Stored data

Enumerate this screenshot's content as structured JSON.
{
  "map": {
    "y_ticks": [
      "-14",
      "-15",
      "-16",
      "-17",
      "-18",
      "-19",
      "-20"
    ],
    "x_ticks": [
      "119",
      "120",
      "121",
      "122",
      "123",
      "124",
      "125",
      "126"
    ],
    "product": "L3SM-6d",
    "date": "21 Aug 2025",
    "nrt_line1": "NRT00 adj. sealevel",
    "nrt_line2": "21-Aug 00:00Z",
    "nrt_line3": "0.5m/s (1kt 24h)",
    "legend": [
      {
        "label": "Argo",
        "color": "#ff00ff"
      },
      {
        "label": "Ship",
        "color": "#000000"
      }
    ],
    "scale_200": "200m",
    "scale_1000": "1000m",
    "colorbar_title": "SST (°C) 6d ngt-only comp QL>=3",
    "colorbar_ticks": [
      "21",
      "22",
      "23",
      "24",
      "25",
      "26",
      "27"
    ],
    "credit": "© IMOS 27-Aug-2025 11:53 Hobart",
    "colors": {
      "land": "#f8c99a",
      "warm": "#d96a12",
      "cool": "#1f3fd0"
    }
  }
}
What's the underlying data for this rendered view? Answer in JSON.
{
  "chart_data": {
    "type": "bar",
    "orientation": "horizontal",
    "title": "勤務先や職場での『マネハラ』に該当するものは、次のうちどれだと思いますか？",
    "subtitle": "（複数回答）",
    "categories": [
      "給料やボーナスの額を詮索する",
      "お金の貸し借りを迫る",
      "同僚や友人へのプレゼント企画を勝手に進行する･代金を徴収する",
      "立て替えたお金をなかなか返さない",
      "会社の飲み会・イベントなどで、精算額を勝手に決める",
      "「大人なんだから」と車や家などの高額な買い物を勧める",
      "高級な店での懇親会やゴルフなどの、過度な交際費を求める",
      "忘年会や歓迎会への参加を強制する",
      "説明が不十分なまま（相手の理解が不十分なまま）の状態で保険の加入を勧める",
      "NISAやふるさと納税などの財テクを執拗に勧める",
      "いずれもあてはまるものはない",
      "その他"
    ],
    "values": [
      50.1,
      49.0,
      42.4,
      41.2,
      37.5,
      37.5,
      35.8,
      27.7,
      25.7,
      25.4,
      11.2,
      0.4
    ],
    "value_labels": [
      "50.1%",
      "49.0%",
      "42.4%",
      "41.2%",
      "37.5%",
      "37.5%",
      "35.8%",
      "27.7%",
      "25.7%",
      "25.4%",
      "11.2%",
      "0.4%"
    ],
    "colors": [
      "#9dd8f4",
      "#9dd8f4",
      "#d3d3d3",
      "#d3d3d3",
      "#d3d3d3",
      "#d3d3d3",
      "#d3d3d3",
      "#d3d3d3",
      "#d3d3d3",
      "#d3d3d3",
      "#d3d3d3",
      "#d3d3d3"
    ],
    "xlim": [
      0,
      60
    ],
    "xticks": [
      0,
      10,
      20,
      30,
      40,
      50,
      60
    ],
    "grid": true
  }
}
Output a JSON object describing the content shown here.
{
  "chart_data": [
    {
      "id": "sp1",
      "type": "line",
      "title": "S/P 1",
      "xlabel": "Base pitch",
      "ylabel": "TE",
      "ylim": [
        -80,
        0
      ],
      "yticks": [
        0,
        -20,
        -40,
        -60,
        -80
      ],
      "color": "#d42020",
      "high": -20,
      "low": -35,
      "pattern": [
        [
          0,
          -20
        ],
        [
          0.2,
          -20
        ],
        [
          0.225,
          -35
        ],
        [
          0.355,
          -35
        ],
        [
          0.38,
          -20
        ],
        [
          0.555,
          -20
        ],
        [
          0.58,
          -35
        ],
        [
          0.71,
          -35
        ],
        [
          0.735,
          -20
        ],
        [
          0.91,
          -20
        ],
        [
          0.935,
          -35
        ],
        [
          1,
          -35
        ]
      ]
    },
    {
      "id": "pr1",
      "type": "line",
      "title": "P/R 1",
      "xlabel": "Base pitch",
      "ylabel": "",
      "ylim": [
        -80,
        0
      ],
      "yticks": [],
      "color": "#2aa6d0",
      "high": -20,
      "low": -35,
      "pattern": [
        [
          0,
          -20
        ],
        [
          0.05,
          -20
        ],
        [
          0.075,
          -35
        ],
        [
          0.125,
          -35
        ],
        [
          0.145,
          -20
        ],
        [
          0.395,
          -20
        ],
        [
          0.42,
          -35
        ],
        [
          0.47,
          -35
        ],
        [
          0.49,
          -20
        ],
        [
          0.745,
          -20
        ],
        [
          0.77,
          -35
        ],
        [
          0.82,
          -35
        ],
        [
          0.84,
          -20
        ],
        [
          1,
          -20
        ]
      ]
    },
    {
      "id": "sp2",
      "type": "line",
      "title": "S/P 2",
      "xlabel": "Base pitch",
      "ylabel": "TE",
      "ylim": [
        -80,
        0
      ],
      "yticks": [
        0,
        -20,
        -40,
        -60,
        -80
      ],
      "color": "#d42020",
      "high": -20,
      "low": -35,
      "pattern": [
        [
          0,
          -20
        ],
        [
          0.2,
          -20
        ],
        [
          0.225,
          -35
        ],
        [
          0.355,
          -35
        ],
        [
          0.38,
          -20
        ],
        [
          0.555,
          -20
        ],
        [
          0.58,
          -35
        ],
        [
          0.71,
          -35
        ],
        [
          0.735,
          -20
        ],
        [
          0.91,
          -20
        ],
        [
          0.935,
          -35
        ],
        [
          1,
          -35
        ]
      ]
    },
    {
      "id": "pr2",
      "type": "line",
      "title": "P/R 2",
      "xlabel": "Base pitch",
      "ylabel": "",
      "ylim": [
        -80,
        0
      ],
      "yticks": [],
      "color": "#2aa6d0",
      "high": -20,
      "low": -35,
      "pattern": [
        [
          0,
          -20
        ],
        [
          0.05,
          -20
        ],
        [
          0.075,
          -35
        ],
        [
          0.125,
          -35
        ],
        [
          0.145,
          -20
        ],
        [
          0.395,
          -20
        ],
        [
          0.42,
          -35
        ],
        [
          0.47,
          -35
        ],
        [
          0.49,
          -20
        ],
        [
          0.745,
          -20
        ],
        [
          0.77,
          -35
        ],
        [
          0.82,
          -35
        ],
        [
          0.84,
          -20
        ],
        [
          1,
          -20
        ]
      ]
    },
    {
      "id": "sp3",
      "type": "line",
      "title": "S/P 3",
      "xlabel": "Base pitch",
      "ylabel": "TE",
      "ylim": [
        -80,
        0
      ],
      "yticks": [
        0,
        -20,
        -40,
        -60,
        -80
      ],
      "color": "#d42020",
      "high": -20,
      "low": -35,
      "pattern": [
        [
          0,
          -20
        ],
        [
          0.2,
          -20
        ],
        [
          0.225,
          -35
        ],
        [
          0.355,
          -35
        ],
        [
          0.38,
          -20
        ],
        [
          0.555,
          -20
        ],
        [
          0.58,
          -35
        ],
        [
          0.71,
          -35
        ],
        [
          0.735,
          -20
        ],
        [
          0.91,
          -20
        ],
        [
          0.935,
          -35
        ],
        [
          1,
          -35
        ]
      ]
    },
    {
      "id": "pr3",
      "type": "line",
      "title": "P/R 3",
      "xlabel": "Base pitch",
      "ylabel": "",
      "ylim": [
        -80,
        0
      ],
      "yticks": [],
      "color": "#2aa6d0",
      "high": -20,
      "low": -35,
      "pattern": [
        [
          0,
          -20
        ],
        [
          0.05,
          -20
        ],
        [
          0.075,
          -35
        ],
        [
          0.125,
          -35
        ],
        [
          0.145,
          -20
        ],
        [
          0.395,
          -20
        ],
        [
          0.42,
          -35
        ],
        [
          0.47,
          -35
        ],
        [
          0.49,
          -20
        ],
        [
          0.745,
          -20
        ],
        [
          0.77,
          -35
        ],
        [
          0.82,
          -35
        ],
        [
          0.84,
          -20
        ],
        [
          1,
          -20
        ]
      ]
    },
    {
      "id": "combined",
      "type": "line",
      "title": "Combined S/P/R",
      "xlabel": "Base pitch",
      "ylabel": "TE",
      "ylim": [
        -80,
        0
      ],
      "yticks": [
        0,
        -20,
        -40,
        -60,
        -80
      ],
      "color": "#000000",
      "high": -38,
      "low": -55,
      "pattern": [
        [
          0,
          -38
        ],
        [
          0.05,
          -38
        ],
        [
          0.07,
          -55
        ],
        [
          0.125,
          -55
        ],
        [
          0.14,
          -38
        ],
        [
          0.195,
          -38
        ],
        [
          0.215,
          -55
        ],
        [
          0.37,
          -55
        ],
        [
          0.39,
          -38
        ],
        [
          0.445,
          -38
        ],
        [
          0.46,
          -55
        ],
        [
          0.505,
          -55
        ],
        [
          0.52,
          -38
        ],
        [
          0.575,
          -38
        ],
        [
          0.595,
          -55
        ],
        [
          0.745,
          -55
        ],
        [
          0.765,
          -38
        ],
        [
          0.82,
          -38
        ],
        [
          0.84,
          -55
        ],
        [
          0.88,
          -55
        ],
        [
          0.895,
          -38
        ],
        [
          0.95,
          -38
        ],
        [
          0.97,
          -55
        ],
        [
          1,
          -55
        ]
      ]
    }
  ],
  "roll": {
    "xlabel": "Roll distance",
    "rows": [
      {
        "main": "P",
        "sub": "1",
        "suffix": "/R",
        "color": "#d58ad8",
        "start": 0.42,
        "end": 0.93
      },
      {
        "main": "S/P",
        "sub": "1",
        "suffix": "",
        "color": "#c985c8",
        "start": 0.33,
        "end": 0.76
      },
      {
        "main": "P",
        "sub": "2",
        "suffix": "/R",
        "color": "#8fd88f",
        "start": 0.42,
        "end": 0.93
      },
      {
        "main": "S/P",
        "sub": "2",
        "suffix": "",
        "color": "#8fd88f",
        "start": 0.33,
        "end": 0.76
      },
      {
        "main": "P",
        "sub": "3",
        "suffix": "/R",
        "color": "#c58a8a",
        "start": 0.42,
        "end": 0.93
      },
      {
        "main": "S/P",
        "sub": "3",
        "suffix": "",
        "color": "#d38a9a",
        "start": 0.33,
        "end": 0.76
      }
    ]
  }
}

Work to complete
Tally the lines of the records holding the word "content", then state only the tally.

Reply
2